*Required work:* A line counts if it contains the string "that"; say how many such lines there are, giving only the number.

*Stored items:*

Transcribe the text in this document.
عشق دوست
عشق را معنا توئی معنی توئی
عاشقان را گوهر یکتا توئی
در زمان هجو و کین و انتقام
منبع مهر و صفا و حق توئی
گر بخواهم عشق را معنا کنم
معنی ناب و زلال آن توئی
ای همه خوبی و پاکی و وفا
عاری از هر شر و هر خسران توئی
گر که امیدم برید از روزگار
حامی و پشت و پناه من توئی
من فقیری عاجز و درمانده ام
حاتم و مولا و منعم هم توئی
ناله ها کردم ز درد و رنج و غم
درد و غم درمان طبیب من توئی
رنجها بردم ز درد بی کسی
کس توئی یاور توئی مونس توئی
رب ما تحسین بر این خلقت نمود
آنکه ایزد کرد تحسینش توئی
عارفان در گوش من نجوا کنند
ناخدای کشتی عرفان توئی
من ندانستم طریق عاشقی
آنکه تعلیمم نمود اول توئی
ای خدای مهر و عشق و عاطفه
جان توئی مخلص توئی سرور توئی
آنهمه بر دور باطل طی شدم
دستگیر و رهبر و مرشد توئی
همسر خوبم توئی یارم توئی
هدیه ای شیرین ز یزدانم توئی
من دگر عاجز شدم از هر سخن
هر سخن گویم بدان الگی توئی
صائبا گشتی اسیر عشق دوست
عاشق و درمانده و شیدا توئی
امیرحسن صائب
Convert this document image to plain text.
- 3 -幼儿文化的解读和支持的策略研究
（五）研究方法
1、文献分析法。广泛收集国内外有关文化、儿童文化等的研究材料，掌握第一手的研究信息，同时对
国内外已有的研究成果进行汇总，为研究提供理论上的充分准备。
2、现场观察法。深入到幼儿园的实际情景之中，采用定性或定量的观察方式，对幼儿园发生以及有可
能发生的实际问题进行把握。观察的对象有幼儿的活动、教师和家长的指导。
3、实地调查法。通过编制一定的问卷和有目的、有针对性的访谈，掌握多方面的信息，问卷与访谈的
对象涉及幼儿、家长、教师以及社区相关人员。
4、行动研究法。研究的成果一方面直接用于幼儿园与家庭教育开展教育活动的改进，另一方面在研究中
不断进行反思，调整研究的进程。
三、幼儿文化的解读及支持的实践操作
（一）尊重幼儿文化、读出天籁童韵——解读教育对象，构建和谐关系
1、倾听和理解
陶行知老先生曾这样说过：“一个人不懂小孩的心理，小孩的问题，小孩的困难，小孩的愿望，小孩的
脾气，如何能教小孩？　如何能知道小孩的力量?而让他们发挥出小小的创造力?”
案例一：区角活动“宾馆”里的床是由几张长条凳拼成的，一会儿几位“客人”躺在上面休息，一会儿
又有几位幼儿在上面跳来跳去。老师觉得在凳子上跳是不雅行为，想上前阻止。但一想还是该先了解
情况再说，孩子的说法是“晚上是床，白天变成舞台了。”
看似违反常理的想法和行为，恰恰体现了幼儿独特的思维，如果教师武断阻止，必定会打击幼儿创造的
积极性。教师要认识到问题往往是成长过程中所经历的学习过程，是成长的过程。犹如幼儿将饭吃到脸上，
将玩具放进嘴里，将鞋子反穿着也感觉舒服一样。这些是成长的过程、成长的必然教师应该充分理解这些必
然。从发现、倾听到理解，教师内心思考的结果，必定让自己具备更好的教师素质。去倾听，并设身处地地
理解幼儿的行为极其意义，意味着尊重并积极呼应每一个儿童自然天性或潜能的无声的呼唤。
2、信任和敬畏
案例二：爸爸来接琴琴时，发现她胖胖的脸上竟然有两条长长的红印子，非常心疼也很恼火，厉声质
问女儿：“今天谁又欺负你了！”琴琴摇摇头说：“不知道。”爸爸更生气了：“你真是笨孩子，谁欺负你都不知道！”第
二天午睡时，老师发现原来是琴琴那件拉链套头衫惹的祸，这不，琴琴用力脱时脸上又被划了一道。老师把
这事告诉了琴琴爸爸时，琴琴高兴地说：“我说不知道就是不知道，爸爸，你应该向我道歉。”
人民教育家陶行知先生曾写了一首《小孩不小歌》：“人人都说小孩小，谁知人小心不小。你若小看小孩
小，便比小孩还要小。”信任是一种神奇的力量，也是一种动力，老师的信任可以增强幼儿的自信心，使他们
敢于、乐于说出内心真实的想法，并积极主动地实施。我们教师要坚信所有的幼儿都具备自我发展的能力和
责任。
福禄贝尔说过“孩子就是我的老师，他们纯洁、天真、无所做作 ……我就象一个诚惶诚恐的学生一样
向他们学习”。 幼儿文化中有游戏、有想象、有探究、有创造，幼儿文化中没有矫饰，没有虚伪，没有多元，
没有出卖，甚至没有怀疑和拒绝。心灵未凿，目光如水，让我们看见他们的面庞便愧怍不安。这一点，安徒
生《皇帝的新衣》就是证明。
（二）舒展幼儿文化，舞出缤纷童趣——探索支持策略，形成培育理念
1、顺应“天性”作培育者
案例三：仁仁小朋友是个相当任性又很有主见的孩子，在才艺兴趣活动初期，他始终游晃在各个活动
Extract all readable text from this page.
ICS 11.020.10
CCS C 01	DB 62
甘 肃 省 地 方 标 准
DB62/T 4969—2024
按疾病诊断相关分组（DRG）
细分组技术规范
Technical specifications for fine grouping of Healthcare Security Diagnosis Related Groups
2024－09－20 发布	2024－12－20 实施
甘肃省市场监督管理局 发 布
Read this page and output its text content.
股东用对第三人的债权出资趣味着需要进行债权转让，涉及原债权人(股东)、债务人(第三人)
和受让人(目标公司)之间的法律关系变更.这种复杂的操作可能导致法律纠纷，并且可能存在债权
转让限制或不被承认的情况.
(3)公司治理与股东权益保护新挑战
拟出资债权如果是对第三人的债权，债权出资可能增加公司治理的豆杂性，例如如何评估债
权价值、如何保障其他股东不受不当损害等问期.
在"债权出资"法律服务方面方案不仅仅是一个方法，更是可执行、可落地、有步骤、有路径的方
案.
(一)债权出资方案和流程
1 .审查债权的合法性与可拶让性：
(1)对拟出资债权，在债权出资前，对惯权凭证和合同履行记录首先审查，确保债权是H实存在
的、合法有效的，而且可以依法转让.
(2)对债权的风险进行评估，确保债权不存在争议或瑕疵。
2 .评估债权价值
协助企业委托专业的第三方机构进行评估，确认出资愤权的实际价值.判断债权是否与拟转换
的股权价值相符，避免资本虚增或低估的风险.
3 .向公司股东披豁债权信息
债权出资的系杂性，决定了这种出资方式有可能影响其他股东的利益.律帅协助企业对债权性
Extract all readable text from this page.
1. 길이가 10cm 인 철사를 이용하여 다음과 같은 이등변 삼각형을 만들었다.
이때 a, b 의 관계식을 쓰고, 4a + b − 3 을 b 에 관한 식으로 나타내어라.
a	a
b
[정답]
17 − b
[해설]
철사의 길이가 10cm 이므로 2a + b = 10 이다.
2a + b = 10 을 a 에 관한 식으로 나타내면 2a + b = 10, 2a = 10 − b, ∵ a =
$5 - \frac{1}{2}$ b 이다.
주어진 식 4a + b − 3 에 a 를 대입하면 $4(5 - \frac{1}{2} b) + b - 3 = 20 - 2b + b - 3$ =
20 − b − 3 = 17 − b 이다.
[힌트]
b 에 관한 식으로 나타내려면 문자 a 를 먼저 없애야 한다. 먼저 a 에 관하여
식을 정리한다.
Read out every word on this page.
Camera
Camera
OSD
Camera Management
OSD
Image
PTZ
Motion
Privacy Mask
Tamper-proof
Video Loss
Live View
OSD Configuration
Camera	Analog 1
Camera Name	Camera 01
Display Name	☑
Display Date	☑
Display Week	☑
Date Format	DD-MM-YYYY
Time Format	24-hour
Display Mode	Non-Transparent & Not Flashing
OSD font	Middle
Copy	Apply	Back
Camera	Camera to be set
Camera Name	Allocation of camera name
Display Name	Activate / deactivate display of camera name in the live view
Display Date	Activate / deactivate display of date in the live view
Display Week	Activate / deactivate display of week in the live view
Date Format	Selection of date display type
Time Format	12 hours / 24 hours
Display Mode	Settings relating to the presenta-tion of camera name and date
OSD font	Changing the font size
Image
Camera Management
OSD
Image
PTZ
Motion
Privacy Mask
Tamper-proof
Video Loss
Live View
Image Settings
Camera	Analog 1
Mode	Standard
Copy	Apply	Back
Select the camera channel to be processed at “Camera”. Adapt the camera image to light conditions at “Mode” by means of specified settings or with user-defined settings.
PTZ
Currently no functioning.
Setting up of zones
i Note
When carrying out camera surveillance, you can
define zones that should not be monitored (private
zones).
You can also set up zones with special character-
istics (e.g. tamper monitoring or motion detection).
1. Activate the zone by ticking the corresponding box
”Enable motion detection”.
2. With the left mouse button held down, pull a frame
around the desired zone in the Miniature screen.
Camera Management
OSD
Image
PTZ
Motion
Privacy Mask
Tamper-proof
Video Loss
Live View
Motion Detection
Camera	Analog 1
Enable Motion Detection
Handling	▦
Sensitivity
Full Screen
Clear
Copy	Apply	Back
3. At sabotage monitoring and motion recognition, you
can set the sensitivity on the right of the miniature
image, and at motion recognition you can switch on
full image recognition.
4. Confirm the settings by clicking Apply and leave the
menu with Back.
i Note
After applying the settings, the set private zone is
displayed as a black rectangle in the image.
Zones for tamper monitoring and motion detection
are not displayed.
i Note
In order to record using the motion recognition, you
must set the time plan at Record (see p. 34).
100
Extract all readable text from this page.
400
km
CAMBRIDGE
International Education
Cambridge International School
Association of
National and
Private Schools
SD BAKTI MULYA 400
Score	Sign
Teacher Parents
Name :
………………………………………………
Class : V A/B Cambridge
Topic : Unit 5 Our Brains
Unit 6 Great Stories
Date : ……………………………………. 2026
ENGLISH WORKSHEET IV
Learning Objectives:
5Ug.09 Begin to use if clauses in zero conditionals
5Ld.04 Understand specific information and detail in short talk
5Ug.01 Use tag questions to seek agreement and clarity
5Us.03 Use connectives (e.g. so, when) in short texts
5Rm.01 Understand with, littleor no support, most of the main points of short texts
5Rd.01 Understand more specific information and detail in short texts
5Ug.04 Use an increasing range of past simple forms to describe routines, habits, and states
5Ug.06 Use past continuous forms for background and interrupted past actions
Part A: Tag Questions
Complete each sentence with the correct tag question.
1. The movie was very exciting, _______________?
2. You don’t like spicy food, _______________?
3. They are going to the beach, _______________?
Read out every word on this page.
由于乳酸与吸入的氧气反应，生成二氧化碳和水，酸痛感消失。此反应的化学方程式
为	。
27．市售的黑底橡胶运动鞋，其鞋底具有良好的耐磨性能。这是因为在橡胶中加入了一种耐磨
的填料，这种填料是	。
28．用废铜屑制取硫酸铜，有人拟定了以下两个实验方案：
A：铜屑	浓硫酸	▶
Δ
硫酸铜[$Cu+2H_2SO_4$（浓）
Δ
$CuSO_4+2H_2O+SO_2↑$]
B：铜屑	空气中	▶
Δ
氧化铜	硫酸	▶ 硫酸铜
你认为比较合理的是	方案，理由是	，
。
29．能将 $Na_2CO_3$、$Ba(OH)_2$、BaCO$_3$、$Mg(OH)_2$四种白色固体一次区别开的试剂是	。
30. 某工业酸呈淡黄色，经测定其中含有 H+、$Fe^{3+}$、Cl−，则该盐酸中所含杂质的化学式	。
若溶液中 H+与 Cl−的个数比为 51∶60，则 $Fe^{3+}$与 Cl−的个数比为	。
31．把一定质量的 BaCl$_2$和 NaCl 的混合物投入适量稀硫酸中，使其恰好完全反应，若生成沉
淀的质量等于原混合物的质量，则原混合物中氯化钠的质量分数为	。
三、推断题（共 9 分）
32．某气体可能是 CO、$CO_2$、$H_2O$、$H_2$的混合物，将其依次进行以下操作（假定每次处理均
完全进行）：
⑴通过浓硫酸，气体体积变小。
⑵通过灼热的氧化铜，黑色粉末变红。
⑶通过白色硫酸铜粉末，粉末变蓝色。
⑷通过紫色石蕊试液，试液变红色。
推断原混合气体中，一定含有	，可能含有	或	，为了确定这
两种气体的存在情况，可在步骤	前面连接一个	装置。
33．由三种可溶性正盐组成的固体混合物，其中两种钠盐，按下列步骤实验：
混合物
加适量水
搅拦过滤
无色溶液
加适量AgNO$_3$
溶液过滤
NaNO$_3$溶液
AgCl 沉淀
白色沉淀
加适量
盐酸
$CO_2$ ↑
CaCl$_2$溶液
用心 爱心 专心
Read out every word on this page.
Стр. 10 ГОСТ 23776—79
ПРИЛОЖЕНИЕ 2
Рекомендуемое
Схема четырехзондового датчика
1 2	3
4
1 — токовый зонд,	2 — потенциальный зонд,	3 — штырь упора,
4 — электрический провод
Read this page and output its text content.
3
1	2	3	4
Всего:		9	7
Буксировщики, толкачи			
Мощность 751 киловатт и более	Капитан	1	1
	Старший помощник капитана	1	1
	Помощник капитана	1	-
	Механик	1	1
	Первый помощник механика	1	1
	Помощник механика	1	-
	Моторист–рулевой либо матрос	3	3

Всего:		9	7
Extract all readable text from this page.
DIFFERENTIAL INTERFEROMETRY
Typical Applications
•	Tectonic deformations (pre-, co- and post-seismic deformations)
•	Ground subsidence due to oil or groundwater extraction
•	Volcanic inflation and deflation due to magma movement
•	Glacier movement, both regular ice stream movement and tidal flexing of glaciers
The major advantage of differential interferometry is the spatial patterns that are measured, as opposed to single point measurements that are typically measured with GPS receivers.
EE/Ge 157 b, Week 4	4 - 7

*Response for this exercise:* 2